Requirements = Pictures stay out; everything else in the records below is copied exactly.

Task data =
╭──
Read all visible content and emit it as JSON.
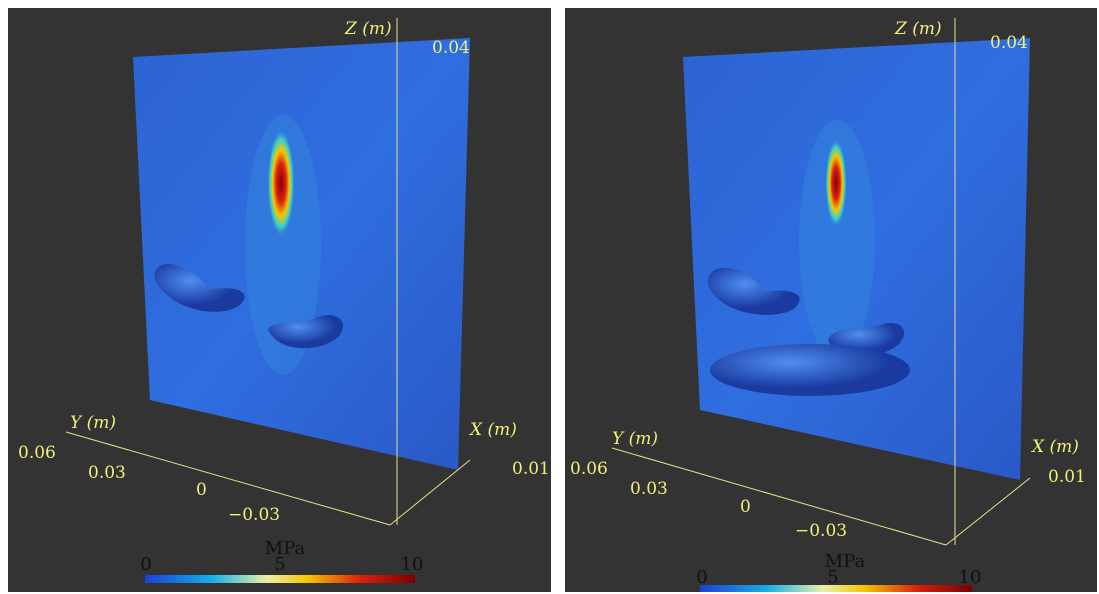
{
  "panels": [
    {
      "axes": {
        "z": {
          "label": "Z (m)",
          "ticks": [
            "0.04"
          ]
        },
        "y": {
          "label": "Y (m)",
          "ticks": [
            "0.06",
            "0.03",
            "0",
            "−0.03"
          ]
        },
        "x": {
          "label": "X (m)",
          "ticks": [
            "0.01"
          ]
        }
      },
      "colorbar": {
        "label": "MPa",
        "ticks": [
          "0",
          "5",
          "10"
        ]
      }
    },
    {
      "axes": {
        "z": {
          "label": "Z (m)",
          "ticks": [
            "0.04"
          ]
        },
        "y": {
          "label": "Y (m)",
          "ticks": [
            "0.06",
            "0.03",
            "0",
            "−0.03"
          ]
        },
        "x": {
          "label": "X (m)",
          "ticks": [
            "0.01"
          ]
        }
      },
      "colorbar": {
        "label": "MPa",
        "ticks": [
          "0",
          "5",
          "10"
        ]
      }
    }
  ]
}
╰──
Solution for this exercise =
Read all visible content and emit it as JSON.
{
  "panels": [
    {
      "axes": {
        "z": {
          "label": "Z (m)",
          "ticks": [
            "0.04"
          ]
        },
        "y": {
          "label": "Y (m)",
          "ticks": [
            "0.06",
            "0.03",
            "0",
            "−0.03"
          ]
        },
        "x": {
          "label": "X (m)",
          "ticks": [
            "0.01"
          ]
        }
      },
      "colorbar": {
        "label": "MPa",
        "ticks": [
          "0",
          "5",
          "10"
        ]
      }
    },
    {
      "axes": {
        "z": {
          "label": "Z (m)",
          "ticks": [
            "0.04"
          ]
        },
        "y": {
          "label": "Y (m)",
          "ticks": [
            "0.06",
            "0.03",
            "0",
            "−0.03"
          ]
        },
        "x": {
          "label": "X (m)",
          "ticks": [
            "0.01"
          ]
        }
      },
      "colorbar": {
        "label": "MPa",
        "ticks": [
          "0",
          "5",
          "10"
        ]
      }
    }
  ]
}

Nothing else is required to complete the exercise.